• DIRECTION 1:
Answer these about the email thread on Cabal, UHC, and different backends:
(a) Which mailing list is being cc'd on the reply?
(b) The term "way" comes from which compiler?
(c) What type definition for Way is suggested?

• DOCUMENT PASSAGE:
☆ ☆ ☆ ☆ ☆ ☆ ☆

Re: cabal, UHC, and different backends

Hi Atze, btw, I'm cc-ing the cabal-devel list since this is relevant for the Cabal specification, and other people may like to chime in on the issue. On Tue, 2010-10-19 at 10:13 +0200, Atze Dijkstra wrote:
On 18 Oct, 2010, at 23:38 , Duncan Coutts wrote:
So the approach I would like to take is to have a proper notion of "way". This term comes from GHC where profiling, normal, etc are all different "ways". NHC had several different profiling ways. I think the notion can be generalised and supported in Cabal. It should cover both things like the same backend but ABI-incompatible options (like profiling) and also entirely different backends. Cabal would want to track each package separately for each way. It would need to know which ways are compatible/incompatible so it knows if it can mix packages of different ways (backend obviously cannot, but some forms of profiling or parallel vectorisation are ABI compatible and are expected to be mixed).
So yes we have a notion of "the right thing to do" but there's no current code in Cabal for doing this. Simon has also recently been interested in the issue of tracking profiled libs separately from normal. So perhaps we can cooperate on a detailed design.
I intend to be at BelHac, we can then spend some time on it. However for kicking off immediately: - There are (at least) 2 dimensions in which a compiler must be able to vary: target + variation, so I guess that makes type Way = (Target,Variation). Possibly a third: Platform, when cross compilation would come into play (like jhc does).

☆ ☆ ☆ ☆ ☆ ☆ ☆

[Bounding box annotations]
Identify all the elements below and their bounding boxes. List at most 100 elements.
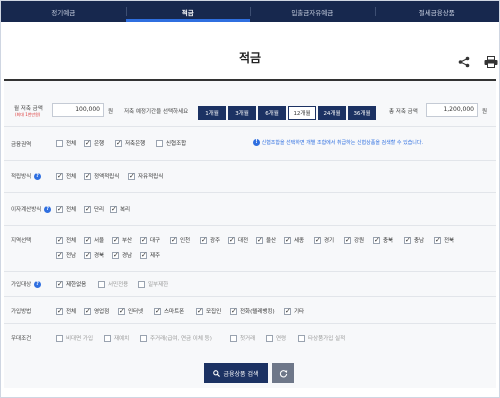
- checkbox[interactable]: [112, 251, 119, 259]
- period-option-3m[interactable]: 3개월: [228, 106, 256, 120]
- join-method-option-all[interactable]: 전체: [56, 307, 76, 315]
- checkbox[interactable]: [98, 280, 105, 288]
- tab-demand-deposit[interactable]: 입출금자유예금: [250, 1, 375, 22]
- checkbox[interactable]: [56, 251, 63, 259]
- region-option-chungnam[interactable]: 충남: [404, 236, 424, 244]
- checkbox[interactable]: [230, 307, 237, 315]
- join-method-option-smartphone[interactable]: 스마트폰: [154, 307, 184, 315]
- checkbox[interactable]: [140, 251, 147, 259]
- region-option-gwangju[interactable]: 광주: [200, 236, 220, 244]
- bank-option-bank[interactable]: 은행: [84, 139, 104, 147]
- region-option-gyeongbuk[interactable]: 경북: [84, 251, 104, 259]
- saving-type-option-free[interactable]: 자유적립식: [128, 172, 163, 180]
- checkbox[interactable]: [284, 236, 291, 244]
- checkbox[interactable]: [56, 236, 63, 244]
- checkbox[interactable]: [118, 307, 125, 315]
- region-option-incheon[interactable]: 인천: [170, 236, 190, 244]
- period-option-12m[interactable]: 12개월: [288, 106, 316, 120]
- checkbox[interactable]: [56, 307, 63, 315]
- join-method-option-branch[interactable]: 영업점: [84, 307, 109, 315]
- region-option-jeju[interactable]: 제주: [140, 251, 160, 259]
- checkbox[interactable]: [266, 334, 273, 342]
- join-method-option-internet[interactable]: 인터넷: [118, 307, 143, 315]
- checkbox[interactable]: [56, 139, 63, 147]
- region-option-seoul[interactable]: 서울: [84, 236, 104, 244]
- checkbox[interactable]: [230, 334, 237, 342]
- preferential-option-other-product[interactable]: 타상품가입 실적: [298, 334, 345, 342]
- checkbox[interactable]: [284, 307, 291, 315]
- info-icon[interactable]: ?: [34, 281, 41, 288]
- join-target-option-partial[interactable]: 일부제한: [138, 280, 168, 288]
- join-target-option-low-income[interactable]: 서민전용: [98, 280, 128, 288]
- checkbox[interactable]: [298, 334, 305, 342]
- info-icon[interactable]: ?: [34, 173, 41, 180]
- region-option-gyeonggi[interactable]: 경기: [314, 236, 334, 244]
- checkbox[interactable]: [140, 236, 147, 244]
- preferential-option-redeposit[interactable]: 재예치: [104, 334, 129, 342]
- region-option-all[interactable]: 전체: [56, 236, 76, 244]
- region-option-sejong[interactable]: 세종: [284, 236, 304, 244]
- checkbox[interactable]: [170, 236, 177, 244]
- checkbox[interactable]: [84, 172, 91, 180]
- checkbox[interactable]: [373, 236, 380, 244]
- region-option-jeonbuk[interactable]: 전북: [434, 236, 454, 244]
- preferential-option-age[interactable]: 연령: [266, 334, 286, 342]
- tab-time-deposit[interactable]: 정기예금: [1, 1, 126, 22]
- checkbox[interactable]: [84, 307, 91, 315]
- checkbox[interactable]: [84, 236, 91, 244]
- interest-option-simple[interactable]: 단리: [84, 205, 104, 213]
- checkbox[interactable]: [56, 280, 63, 288]
- preferential-option-untact[interactable]: 비대면 가입: [56, 334, 93, 342]
- join-method-option-etc[interactable]: 기타: [284, 307, 304, 315]
- checkbox[interactable]: [56, 172, 63, 180]
- interest-option-all[interactable]: 전체: [56, 205, 76, 213]
- region-option-gangwon[interactable]: 강원: [344, 236, 364, 244]
- checkbox[interactable]: [404, 236, 411, 244]
- checkbox[interactable]: [156, 139, 163, 147]
- checkbox[interactable]: [110, 205, 117, 213]
- region-option-chungbuk[interactable]: 충북: [373, 236, 393, 244]
- checkbox[interactable]: [138, 280, 145, 288]
- join-method-option-telebanking[interactable]: 전화(텔레뱅킹): [230, 307, 275, 315]
- checkbox[interactable]: [104, 334, 111, 342]
- checkbox[interactable]: [228, 236, 235, 244]
- checkbox[interactable]: [128, 172, 135, 180]
- tab-tax-saving-products[interactable]: 절세금융상품: [374, 1, 500, 22]
- bank-option-all[interactable]: 전체: [56, 139, 76, 147]
- checkbox[interactable]: [344, 236, 351, 244]
- region-option-ulsan[interactable]: 울산: [256, 236, 276, 244]
- period-option-24m[interactable]: 24개월: [318, 106, 346, 120]
- bank-option-savings-bank[interactable]: 저축은행: [115, 139, 145, 147]
- join-target-option-unrestricted[interactable]: 제한없음: [56, 280, 86, 288]
- checkbox[interactable]: [196, 307, 203, 315]
- saving-type-option-fixed[interactable]: 정액적립식: [84, 172, 119, 180]
- bank-option-credit-union[interactable]: 신협조합: [156, 139, 186, 147]
- checkbox[interactable]: [256, 236, 263, 244]
- checkbox[interactable]: [434, 236, 441, 244]
- region-option-gyeongnam[interactable]: 경남: [112, 251, 132, 259]
- info-icon[interactable]: ?: [44, 206, 52, 213]
- total-amount-input[interactable]: 1,200,000: [426, 103, 478, 117]
- period-option-36m[interactable]: 36개월: [348, 106, 376, 120]
- checkbox[interactable]: [115, 139, 122, 147]
- checkbox[interactable]: [314, 236, 321, 244]
- search-button[interactable]: 금융상품 검색: [204, 363, 268, 383]
- checkbox[interactable]: [84, 251, 91, 259]
- preferential-option-first-trade[interactable]: 첫거래: [230, 334, 255, 342]
- checkbox[interactable]: [56, 334, 63, 342]
- period-option-1m[interactable]: 1개월: [198, 106, 226, 120]
- reset-button[interactable]: [272, 363, 294, 383]
- period-option-6m[interactable]: 6개월: [258, 106, 286, 120]
- saving-type-option-all[interactable]: 전체: [56, 172, 76, 180]
- join-method-option-agent[interactable]: 모집인: [196, 307, 221, 315]
- checkbox[interactable]: [200, 236, 207, 244]
- monthly-amount-input[interactable]: 100,000: [52, 103, 104, 117]
- tab-installment-savings[interactable]: 적금: [125, 1, 251, 22]
- interest-option-compound[interactable]: 복리: [110, 205, 130, 213]
- checkbox[interactable]: [56, 205, 63, 213]
- region-option-daegu[interactable]: 대구: [140, 236, 160, 244]
- print-icon[interactable]: [484, 56, 498, 68]
- share-icon[interactable]: [458, 56, 470, 68]
- region-option-jeonnam[interactable]: 전남: [56, 251, 76, 259]
- region-option-busan[interactable]: 부산: [112, 236, 132, 244]
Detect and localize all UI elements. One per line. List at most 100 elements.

☆ ☆ ☆ ☆ ☆ ☆ ☆

• DIRECTION 2:
Retype everything in the records from the line containing "- checkbox[interactable]: [112, 251, 119, 259]" down to the line containing "- checkbox[interactable]: [56, 251, 63, 259]", including both.

• EXERCISE RESPONSE 1:
(a) The cabal-devel list.
(b) GHC.
(c) type Way = (Target,Variation)

• EXERCISE RESPONSE 2:
- checkbox[interactable]: [112, 251, 119, 259]
- period-option-3m[interactable]: 3개월: [228, 106, 256, 120]
- join-method-option-all[interactable]: 전체: [56, 307, 76, 315]
- checkbox[interactable]: [98, 280, 105, 288]
- tab-demand-deposit[interactable]: 입출금자유예금: [250, 1, 375, 22]
- checkbox[interactable]: [56, 251, 63, 259]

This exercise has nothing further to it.